Extract every line that contains the word "right".

### [Material shown]
(begin)

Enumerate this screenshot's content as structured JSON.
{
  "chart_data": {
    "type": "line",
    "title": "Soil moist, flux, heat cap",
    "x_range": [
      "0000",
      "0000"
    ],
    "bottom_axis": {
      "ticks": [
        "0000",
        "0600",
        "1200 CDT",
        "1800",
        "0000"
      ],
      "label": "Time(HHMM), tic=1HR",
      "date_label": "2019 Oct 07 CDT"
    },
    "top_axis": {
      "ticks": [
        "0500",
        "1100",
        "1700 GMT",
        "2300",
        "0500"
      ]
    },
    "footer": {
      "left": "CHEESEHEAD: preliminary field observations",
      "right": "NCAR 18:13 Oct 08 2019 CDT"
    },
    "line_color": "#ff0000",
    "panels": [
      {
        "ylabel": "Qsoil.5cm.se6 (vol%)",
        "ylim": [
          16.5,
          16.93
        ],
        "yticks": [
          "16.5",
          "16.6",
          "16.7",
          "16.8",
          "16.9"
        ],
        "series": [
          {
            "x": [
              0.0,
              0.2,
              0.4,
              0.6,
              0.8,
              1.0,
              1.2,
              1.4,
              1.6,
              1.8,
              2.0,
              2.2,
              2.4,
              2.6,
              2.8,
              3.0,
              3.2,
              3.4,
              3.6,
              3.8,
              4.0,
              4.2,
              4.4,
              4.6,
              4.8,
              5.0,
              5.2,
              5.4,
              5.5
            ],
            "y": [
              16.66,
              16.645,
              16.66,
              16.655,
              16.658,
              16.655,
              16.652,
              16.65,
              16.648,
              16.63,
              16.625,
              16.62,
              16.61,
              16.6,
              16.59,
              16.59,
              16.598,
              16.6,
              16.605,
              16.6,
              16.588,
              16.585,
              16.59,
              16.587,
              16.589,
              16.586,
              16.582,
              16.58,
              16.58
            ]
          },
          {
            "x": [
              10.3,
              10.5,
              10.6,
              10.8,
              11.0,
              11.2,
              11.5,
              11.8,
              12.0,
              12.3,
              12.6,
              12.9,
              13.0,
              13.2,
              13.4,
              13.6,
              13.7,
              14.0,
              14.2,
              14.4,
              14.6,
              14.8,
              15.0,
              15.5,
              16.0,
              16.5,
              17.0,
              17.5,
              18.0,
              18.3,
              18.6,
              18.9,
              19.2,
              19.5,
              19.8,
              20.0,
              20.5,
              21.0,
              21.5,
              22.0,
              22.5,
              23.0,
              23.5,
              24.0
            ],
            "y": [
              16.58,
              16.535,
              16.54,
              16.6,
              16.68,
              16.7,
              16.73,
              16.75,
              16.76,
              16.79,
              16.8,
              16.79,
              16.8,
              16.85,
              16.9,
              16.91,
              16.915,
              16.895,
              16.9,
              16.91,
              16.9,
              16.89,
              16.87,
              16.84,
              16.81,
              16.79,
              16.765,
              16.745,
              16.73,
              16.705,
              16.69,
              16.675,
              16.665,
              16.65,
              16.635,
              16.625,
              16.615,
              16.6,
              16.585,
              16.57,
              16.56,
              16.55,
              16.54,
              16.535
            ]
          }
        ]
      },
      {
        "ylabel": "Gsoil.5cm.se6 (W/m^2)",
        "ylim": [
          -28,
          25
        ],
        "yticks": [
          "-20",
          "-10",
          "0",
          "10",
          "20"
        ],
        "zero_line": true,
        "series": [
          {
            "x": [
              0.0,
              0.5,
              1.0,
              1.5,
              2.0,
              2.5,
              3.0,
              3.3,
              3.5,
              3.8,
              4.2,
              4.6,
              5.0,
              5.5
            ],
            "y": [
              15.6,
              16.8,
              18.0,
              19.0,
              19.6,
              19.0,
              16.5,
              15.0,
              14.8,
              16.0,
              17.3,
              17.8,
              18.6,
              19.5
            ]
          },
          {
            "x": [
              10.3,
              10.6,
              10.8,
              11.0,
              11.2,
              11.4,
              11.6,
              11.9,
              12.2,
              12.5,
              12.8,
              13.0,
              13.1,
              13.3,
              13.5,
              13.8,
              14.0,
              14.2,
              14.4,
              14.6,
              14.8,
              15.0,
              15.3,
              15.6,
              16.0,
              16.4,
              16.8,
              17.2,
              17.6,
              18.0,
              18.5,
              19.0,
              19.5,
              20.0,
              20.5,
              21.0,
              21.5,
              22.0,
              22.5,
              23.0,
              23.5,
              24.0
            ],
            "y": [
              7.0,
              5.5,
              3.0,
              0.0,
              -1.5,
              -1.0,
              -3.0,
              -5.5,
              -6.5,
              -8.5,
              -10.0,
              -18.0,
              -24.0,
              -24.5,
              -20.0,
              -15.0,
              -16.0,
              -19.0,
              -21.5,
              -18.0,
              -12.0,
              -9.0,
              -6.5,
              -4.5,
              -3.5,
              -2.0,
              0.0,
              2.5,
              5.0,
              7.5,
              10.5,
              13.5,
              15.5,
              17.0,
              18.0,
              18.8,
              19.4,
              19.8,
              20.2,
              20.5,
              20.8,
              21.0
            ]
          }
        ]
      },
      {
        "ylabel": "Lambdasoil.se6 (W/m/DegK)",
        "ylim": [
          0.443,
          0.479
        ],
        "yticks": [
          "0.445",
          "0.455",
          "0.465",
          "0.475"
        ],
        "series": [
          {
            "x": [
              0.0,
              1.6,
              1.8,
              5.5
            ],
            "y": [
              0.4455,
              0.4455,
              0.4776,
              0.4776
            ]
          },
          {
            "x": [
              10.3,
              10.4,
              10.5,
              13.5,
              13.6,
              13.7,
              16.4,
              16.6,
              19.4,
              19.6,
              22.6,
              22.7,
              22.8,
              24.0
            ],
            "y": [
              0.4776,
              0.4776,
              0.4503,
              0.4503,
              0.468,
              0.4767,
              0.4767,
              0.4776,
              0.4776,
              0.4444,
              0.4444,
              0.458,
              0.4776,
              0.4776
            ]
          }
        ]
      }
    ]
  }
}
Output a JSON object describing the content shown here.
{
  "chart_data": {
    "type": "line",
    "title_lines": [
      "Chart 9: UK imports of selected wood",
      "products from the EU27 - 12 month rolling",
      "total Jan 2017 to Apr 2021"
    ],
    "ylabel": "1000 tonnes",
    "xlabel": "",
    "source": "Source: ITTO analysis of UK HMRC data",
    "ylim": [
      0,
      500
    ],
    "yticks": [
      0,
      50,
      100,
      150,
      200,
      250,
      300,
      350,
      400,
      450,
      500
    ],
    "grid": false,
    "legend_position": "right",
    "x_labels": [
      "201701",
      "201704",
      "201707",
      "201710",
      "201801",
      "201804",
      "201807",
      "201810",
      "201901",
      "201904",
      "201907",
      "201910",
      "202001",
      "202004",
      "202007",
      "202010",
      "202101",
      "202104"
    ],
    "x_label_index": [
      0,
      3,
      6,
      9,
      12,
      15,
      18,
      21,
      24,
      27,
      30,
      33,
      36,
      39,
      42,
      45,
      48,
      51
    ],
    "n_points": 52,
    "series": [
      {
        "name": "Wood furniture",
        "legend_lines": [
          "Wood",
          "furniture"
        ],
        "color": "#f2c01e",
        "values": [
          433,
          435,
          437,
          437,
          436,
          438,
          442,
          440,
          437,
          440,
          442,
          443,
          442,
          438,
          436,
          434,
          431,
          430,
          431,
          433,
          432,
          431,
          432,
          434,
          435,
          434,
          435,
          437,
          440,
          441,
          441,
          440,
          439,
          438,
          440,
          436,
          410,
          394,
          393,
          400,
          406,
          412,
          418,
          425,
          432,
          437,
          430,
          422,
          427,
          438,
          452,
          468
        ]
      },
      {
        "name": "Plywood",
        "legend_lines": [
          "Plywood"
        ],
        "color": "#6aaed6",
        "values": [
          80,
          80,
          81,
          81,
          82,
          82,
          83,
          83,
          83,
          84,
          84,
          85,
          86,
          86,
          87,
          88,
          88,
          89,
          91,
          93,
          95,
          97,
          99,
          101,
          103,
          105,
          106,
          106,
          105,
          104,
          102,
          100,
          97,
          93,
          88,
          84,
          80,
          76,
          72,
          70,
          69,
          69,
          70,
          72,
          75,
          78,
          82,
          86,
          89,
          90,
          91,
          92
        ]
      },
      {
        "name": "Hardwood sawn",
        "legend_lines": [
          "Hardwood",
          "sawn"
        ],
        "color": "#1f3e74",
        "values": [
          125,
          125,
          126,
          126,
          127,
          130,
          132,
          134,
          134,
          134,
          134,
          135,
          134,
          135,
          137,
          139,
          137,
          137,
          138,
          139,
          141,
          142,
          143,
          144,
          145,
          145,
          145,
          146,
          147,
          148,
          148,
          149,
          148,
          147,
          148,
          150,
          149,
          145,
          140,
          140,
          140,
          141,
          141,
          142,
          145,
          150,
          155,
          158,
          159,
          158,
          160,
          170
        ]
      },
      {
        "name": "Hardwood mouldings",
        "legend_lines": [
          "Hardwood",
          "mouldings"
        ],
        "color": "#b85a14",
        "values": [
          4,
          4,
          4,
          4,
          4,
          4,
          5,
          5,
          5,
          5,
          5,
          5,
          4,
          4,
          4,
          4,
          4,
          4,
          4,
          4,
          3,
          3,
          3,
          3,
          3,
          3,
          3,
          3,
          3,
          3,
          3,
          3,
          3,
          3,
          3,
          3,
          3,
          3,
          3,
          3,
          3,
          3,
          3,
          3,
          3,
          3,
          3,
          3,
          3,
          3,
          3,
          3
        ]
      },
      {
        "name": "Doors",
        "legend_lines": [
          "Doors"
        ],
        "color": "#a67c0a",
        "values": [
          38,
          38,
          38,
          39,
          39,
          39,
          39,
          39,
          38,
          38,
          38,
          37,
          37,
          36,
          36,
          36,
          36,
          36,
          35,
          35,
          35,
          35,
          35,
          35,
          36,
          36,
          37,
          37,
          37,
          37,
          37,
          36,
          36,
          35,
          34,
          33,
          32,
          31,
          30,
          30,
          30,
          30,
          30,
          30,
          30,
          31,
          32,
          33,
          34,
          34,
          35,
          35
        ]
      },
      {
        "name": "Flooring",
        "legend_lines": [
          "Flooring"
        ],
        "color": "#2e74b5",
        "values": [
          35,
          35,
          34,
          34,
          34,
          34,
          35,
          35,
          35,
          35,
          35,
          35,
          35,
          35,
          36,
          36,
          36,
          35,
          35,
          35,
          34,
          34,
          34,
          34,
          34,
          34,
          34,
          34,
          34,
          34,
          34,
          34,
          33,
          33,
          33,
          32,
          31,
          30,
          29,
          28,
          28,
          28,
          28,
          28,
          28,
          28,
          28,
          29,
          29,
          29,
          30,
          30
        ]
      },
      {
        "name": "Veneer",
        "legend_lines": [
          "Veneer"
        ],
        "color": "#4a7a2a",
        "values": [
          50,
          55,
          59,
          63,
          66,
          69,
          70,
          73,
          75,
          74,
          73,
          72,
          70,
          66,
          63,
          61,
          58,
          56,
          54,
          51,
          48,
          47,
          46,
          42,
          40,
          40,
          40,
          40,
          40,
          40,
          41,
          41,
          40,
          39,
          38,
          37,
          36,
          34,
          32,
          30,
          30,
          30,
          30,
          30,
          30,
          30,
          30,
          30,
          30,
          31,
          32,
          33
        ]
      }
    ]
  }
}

(end)

### [Result]
      "right": "NCAR 18:13 Oct 08 2019 CDT"
    "legend_position": "right",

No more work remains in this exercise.